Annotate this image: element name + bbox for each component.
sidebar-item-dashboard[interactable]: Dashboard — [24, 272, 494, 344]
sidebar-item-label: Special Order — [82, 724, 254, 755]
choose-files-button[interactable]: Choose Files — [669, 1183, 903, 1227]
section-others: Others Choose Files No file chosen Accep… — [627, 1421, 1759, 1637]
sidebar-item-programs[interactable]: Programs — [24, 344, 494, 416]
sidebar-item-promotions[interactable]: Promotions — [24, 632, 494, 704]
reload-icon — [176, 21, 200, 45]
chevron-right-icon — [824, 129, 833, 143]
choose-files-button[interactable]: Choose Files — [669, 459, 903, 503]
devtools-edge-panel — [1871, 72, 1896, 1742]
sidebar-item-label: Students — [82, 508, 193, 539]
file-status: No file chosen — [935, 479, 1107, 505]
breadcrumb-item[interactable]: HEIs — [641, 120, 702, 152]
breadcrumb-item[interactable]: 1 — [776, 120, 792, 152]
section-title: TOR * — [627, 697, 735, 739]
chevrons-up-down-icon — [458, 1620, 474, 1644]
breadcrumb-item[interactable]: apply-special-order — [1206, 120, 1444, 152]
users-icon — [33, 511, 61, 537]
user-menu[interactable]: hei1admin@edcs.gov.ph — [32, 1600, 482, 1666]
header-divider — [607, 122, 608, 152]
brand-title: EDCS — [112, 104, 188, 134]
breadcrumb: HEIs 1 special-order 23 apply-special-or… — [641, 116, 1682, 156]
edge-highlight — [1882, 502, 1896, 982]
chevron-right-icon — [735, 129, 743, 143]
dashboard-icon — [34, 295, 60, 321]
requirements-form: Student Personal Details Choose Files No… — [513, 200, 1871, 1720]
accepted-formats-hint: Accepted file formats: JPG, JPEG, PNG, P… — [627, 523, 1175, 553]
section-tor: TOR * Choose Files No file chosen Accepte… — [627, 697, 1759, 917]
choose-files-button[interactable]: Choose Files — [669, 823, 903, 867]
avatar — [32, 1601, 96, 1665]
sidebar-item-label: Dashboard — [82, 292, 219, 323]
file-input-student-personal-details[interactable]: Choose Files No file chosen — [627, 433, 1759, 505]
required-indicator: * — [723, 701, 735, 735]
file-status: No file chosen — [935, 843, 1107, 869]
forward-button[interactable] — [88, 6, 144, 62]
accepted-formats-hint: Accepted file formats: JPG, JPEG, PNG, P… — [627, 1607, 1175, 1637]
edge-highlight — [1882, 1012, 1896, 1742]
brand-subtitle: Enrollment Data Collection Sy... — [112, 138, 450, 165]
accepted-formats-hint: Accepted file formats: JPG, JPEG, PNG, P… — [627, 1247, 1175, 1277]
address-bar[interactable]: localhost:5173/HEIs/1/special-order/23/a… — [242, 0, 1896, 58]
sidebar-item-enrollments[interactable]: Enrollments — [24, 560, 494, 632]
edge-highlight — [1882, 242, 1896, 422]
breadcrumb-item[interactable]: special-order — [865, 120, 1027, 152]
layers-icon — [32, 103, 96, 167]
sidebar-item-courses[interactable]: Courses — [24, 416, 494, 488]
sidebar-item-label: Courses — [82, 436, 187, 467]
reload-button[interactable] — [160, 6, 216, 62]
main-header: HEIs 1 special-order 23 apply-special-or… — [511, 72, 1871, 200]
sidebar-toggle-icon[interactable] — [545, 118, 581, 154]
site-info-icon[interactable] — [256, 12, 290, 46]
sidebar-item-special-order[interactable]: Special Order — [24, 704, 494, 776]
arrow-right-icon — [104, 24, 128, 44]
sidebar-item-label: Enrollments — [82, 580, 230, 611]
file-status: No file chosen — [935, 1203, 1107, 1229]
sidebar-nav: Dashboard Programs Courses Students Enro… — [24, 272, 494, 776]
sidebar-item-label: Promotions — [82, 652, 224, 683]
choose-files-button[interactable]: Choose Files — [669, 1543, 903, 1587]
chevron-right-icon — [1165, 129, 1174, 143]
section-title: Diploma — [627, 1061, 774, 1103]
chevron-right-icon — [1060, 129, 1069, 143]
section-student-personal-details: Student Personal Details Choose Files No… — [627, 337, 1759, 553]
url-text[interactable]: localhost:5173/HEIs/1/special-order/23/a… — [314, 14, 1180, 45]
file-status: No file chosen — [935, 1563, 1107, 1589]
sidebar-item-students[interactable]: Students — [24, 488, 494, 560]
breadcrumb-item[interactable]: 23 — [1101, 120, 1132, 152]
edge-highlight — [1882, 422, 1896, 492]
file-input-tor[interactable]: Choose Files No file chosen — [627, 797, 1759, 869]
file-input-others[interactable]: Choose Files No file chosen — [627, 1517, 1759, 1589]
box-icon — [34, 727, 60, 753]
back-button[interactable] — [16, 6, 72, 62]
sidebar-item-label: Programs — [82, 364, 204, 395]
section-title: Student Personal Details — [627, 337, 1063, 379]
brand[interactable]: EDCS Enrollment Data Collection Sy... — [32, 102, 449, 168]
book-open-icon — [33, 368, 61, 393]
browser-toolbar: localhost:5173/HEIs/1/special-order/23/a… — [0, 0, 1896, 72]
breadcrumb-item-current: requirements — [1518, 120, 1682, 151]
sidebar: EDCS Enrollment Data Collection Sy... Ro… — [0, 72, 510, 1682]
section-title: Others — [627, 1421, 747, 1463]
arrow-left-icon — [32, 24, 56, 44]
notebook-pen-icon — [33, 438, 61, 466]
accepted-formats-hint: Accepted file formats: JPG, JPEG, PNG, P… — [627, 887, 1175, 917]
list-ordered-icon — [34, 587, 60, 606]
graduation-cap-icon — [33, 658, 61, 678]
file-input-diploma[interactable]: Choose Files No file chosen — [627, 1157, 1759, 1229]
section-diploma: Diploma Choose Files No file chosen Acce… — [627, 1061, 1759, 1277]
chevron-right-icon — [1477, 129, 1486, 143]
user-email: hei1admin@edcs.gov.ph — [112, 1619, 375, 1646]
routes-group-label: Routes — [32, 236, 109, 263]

-*-

To do:
Copy out verbatim everything from the first row down to the row containing "forward-button[interactable] — [88, 6, 144, 62]", including both of those rows.

Exercise solution:
Annotate this image: element name + bbox for each component.
sidebar-item-dashboard[interactable]: Dashboard — [24, 272, 494, 344]
sidebar-item-label: Special Order — [82, 724, 254, 755]
choose-files-button[interactable]: Choose Files — [669, 1183, 903, 1227]
section-others: Others Choose Files No file chosen Accep… — [627, 1421, 1759, 1637]
sidebar-item-programs[interactable]: Programs — [24, 344, 494, 416]
sidebar-item-promotions[interactable]: Promotions — [24, 632, 494, 704]
reload-icon — [176, 21, 200, 45]
chevron-right-icon — [824, 129, 833, 143]
choose-files-button[interactable]: Choose Files — [669, 459, 903, 503]
devtools-edge-panel — [1871, 72, 1896, 1742]
sidebar-item-label: Students — [82, 508, 193, 539]
file-status: No file chosen — [935, 479, 1107, 505]
breadcrumb-item[interactable]: HEIs — [641, 120, 702, 152]
breadcrumb-item[interactable]: 1 — [776, 120, 792, 152]
section-title: TOR * — [627, 697, 735, 739]
chevrons-up-down-icon — [458, 1620, 474, 1644]
breadcrumb-item[interactable]: apply-special-order — [1206, 120, 1444, 152]
users-icon — [33, 511, 61, 537]
user-menu[interactable]: hei1admin@edcs.gov.ph — [32, 1600, 482, 1666]
header-divider — [607, 122, 608, 152]
brand-title: EDCS — [112, 104, 188, 134]
breadcrumb: HEIs 1 special-order 23 apply-special-or… — [641, 116, 1682, 156]
edge-highlight — [1882, 502, 1896, 982]
chevron-right-icon — [735, 129, 743, 143]
dashboard-icon — [34, 295, 60, 321]
requirements-form: Student Personal Details Choose Files No… — [513, 200, 1871, 1720]
accepted-formats-hint: Accepted file formats: JPG, JPEG, PNG, P… — [627, 523, 1175, 553]
section-tor: TOR * Choose Files No file chosen Accepte… — [627, 697, 1759, 917]
choose-files-button[interactable]: Choose Files — [669, 823, 903, 867]
avatar — [32, 1601, 96, 1665]
sidebar-item-label: Dashboard — [82, 292, 219, 323]
file-input-student-personal-details[interactable]: Choose Files No file chosen — [627, 433, 1759, 505]
required-indicator: * — [723, 701, 735, 735]
file-status: No file chosen — [935, 843, 1107, 869]
forward-button[interactable] — [88, 6, 144, 62]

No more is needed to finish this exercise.